• **PROBLEM STATEMENT**
Set down, word for word, the part of the Al Kooper talk summary from "Al revealed that" up to and including "supports him now.".

On Tues. Oct. 12th the Boston Section of the Audio Engineering Society featured legendary Songwriter/Musician/Producer Al Kooper who shared some experiences of his 50+ year career.

Most producers came from being engineers or musicians. Al learned about engineering to be a better producer. He claimed that there are two kinds of producers; those that have something to prove and those that have nothing to prove. When he was in the first category, he was much harder to work with. Once he had nothing to prove, he became much easier to work with.

Al revealed that he knows more about new music now than he ever did in his life because of iTunes. Checking out the New Releases on Tuesday gives him the opportunity to keep up and shares his favorites on his website. He voiced concern about the future of downloads and how music collections could become a "playable library" from another location at a cost per month.

Al played some examples of his productions and reminisced about certain aspects of each track. He admitted that his lack of being on top of business cost him a fortune and recommended to be hard-nosed about business. His early publisher gave him and former writing partner great advise saying "Boys, you're songs are your children, they come to take care of you when you're old". And Al admits, "he was right". The songs are what supports him now.

• **RECORDED DATA**
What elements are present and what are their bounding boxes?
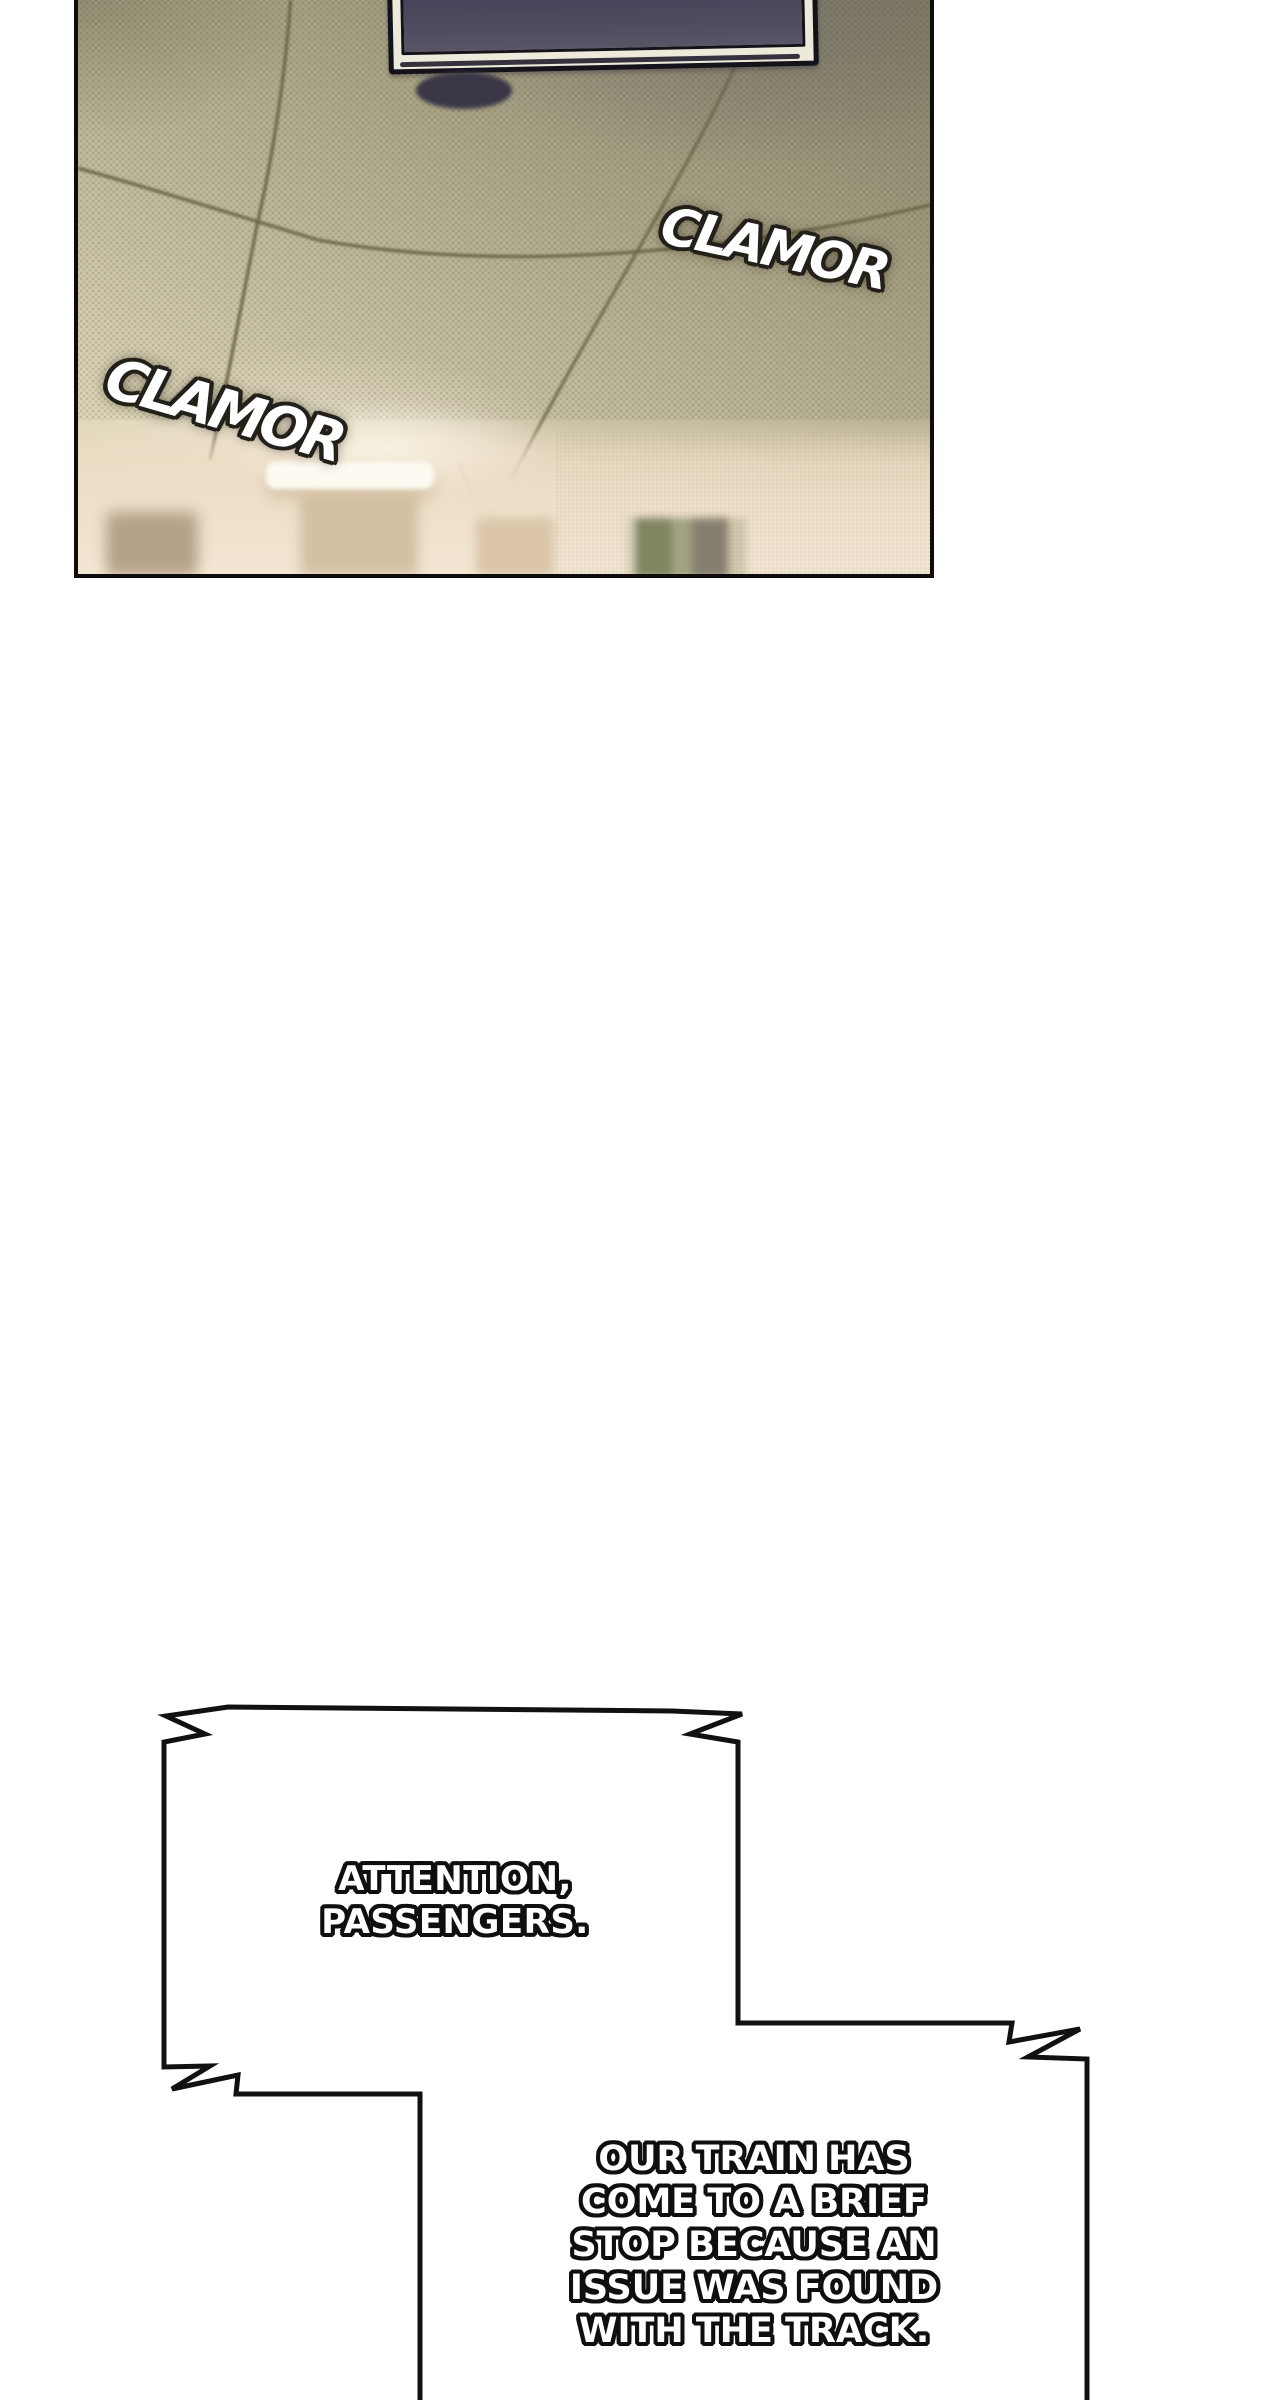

• **TASK SOLUTION**
Al revealed that he knows more about new music now than he ever did in his life because of iTunes. Checking out the New Releases on Tuesday gives him the opportunity to keep up and shares his favorites on his website. He voiced concern about the future of downloads and how music collections could become a "playable library" from another location at a cost per month.

Al played some examples of his productions and reminisced about certain aspects of each track. He admitted that his lack of being on top of business cost him a fortune and recommended to be hard-nosed about business. His early publisher gave him and former writing partner great advise saying "Boys, you're songs are your children, they come to take care of you when you're old". And Al admits, "he was right". The songs are what supports him now.